## Requirement
Give these lines as a JSON list of strings, one string per line, leaving out blank lines. Include every line of the data.

## Element box data
--- Begin ---

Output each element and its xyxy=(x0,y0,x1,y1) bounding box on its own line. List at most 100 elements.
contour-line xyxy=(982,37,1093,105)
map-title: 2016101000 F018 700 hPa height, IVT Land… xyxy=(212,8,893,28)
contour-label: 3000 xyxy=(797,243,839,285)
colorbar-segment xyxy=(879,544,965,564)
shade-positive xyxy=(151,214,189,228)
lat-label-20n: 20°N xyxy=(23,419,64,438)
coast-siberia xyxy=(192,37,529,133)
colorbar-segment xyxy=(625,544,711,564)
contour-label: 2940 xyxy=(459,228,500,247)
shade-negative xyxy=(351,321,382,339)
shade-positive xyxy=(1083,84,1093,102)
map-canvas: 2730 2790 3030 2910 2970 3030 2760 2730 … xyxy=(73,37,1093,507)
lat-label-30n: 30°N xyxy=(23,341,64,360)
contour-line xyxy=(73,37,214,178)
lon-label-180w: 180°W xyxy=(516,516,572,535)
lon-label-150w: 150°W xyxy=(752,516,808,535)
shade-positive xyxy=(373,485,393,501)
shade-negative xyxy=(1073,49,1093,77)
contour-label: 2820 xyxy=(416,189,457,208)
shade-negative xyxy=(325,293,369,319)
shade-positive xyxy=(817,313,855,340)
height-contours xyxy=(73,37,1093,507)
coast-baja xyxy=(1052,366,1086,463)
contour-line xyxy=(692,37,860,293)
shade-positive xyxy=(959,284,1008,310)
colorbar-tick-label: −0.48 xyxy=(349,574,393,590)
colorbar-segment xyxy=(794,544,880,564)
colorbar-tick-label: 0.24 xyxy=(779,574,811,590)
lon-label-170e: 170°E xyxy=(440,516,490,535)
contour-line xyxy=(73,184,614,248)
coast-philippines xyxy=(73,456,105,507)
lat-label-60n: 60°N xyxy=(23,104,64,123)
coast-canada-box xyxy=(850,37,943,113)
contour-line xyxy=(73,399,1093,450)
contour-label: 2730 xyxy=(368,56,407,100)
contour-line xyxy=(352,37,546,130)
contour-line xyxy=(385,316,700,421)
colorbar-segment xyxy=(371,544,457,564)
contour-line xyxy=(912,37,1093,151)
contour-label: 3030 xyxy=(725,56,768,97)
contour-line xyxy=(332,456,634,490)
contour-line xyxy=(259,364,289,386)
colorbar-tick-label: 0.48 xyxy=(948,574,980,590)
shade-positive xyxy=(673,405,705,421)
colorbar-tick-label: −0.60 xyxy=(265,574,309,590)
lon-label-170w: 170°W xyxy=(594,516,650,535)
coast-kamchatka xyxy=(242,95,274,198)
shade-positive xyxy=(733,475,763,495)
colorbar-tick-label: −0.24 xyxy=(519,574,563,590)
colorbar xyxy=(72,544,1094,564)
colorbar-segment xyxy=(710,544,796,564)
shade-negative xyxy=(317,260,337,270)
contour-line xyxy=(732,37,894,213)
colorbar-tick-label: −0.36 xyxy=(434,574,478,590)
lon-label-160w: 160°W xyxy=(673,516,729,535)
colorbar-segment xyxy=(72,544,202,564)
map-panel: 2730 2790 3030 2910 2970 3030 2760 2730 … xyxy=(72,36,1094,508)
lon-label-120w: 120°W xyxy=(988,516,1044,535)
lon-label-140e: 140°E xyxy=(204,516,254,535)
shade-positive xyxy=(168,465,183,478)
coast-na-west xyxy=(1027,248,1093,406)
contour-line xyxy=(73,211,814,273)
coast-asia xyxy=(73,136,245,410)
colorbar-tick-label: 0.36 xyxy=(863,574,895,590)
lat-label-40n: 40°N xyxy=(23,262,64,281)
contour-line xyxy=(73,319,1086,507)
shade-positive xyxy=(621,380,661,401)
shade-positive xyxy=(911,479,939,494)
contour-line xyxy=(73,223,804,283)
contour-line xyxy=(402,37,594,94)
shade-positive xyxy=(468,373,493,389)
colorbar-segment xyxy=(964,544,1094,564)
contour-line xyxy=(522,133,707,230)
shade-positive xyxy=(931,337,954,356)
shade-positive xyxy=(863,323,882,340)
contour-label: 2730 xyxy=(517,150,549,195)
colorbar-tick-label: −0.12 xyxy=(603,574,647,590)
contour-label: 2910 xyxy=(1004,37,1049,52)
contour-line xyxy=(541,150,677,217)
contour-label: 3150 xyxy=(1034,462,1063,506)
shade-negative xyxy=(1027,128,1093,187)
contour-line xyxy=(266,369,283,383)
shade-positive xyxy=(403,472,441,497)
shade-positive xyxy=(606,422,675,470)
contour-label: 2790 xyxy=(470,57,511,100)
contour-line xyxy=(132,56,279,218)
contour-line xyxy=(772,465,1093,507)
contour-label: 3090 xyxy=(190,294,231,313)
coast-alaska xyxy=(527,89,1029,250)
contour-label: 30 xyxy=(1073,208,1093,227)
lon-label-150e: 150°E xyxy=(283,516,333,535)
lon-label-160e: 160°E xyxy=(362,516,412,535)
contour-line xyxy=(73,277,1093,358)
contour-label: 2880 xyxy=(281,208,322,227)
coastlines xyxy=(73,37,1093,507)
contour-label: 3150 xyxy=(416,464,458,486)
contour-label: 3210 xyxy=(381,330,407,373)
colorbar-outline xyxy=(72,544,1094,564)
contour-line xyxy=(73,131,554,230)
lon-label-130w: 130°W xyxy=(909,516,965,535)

--- End ---

## Correct answer
[
  "Output each element and its xyxy=(x0,y0,x1,y1) bounding box on its own line. List at most 100 elements.",
  "contour-line xyxy=(982,37,1093,105)",
  "map-title: 2016101000 F018 700 hPa height, IVT Land… xyxy=(212,8,893,28)",
  "contour-label: 3000 xyxy=(797,243,839,285)",
  "colorbar-segment xyxy=(879,544,965,564)",
  "shade-positive xyxy=(151,214,189,228)",
  "lat-label-20n: 20°N xyxy=(23,419,64,438)",
  "coast-siberia xyxy=(192,37,529,133)",
  "colorbar-segment xyxy=(625,544,711,564)",
  "contour-label: 2940 xyxy=(459,228,500,247)",
  "shade-negative xyxy=(351,321,382,339)",
  "shade-positive xyxy=(1083,84,1093,102)",
  "map-canvas: 2730 2790 3030 2910 2970 3030 2760 2730 … xyxy=(73,37,1093,507)",
  "lat-label-30n: 30°N xyxy=(23,341,64,360)",
  "contour-line xyxy=(73,37,214,178)",
  "lon-label-180w: 180°W xyxy=(516,516,572,535)",
  "lon-label-150w: 150°W xyxy=(752,516,808,535)",
  "shade-positive xyxy=(373,485,393,501)",
  "shade-negative xyxy=(1073,49,1093,77)",
  "contour-label: 2820 xyxy=(416,189,457,208)",
  "shade-negative xyxy=(325,293,369,319)",
  "shade-positive xyxy=(817,313,855,340)",
  "height-contours xyxy=(73,37,1093,507)",
  "coast-baja xyxy=(1052,366,1086,463)",
  "contour-line xyxy=(692,37,860,293)",
  "shade-positive xyxy=(959,284,1008,310)",
  "colorbar-tick-label: −0.48 xyxy=(349,574,393,590)",
  "colorbar-segment xyxy=(794,544,880,564)",
  "colorbar-tick-label: 0.24 xyxy=(779,574,811,590)",
  "lon-label-170e: 170°E xyxy=(440,516,490,535)",
  "contour-line xyxy=(73,184,614,248)",
  "coast-philippines xyxy=(73,456,105,507)",
  "lat-label-60n: 60°N xyxy=(23,104,64,123)",
  "coast-canada-box xyxy=(850,37,943,113)",
  "contour-line xyxy=(73,399,1093,450)",
  "contour-label: 2730 xyxy=(368,56,407,100)",
  "contour-line xyxy=(352,37,546,130)",
  "contour-line xyxy=(385,316,700,421)",
  "colorbar-segment xyxy=(371,544,457,564)",
  "contour-line xyxy=(912,37,1093,151)",
  "contour-label: 3030 xyxy=(725,56,768,97)",
  "contour-line xyxy=(332,456,634,490)",
  "contour-line xyxy=(259,364,289,386)",
  "colorbar-tick-label: 0.48 xyxy=(948,574,980,590)",
  "shade-positive xyxy=(673,405,705,421)",
  "colorbar-tick-label: −0.60 xyxy=(265,574,309,590)",
  "lon-label-170w: 170°W xyxy=(594,516,650,535)",
  "coast-kamchatka xyxy=(242,95,274,198)",
  "shade-positive xyxy=(733,475,763,495)",
  "colorbar-tick-label: −0.24 xyxy=(519,574,563,590)",
  "colorbar xyxy=(72,544,1094,564)",
  "colorbar-segment xyxy=(710,544,796,564)",
  "shade-negative xyxy=(317,260,337,270)",
  "contour-line xyxy=(732,37,894,213)",
  "colorbar-tick-label: −0.36 xyxy=(434,574,478,590)",
  "lon-label-160w: 160°W xyxy=(673,516,729,535)",
  "colorbar-segment xyxy=(72,544,202,564)",
  "map-panel: 2730 2790 3030 2910 2970 3030 2760 2730 … xyxy=(72,36,1094,508)",
  "lon-label-120w: 120°W xyxy=(988,516,1044,535)",
  "lon-label-140e: 140°E xyxy=(204,516,254,535)",
  "shade-positive xyxy=(168,465,183,478)",
  "coast-na-west xyxy=(1027,248,1093,406)",
  "contour-line xyxy=(73,211,814,273)",
  "coast-asia xyxy=(73,136,245,410)",
  "colorbar-tick-label: 0.36 xyxy=(863,574,895,590)",
  "lat-label-40n: 40°N xyxy=(23,262,64,281)",
  "contour-line xyxy=(73,319,1086,507)",
  "shade-positive xyxy=(621,380,661,401)",
  "shade-positive xyxy=(911,479,939,494)",
  "contour-line xyxy=(73,223,804,283)",
  "contour-line xyxy=(402,37,594,94)",
  "shade-positive xyxy=(468,373,493,389)",
  "colorbar-segment xyxy=(964,544,1094,564)",
  "contour-line xyxy=(522,133,707,230)",
  "shade-positive xyxy=(931,337,954,356)",
  "shade-positive xyxy=(863,323,882,340)",
  "contour-label: 2730 xyxy=(517,150,549,195)",
  "colorbar-tick-label: −0.12 xyxy=(603,574,647,590)",
  "contour-label: 2910 xyxy=(1004,37,1049,52)",
  "contour-line xyxy=(541,150,677,217)",
  "contour-label: 3150 xyxy=(1034,462,1063,506)",
  "shade-negative xyxy=(1027,128,1093,187)",
  "contour-line xyxy=(266,369,283,383)",
  "shade-positive xyxy=(403,472,441,497)",
  "shade-positive xyxy=(606,422,675,470)",
  "contour-label: 2790 xyxy=(470,57,511,100)",
  "contour-line xyxy=(132,56,279,218)",
  "contour-line xyxy=(772,465,1093,507)",
  "contour-label: 3090 xyxy=(190,294,231,313)",
  "coast-alaska xyxy=(527,89,1029,250)",
  "contour-label: 30 xyxy=(1073,208,1093,227)",
  "lon-label-150e: 150°E xyxy=(283,516,333,535)",
  "lon-label-160e: 160°E xyxy=(362,516,412,535)",
  "contour-line xyxy=(73,277,1093,358)",
  "contour-label: 2880 xyxy=(281,208,322,227)",
  "coastlines xyxy=(73,37,1093,507)",
  "contour-label: 3150 xyxy=(416,464,458,486)",
  "contour-label: 3210 xyxy=(381,330,407,373)",
  "colorbar-outline xyxy=(72,544,1094,564)",
  "contour-line xyxy=(73,131,554,230)",
  "lon-label-130w: 130°W xyxy=(909,516,965,535)"
]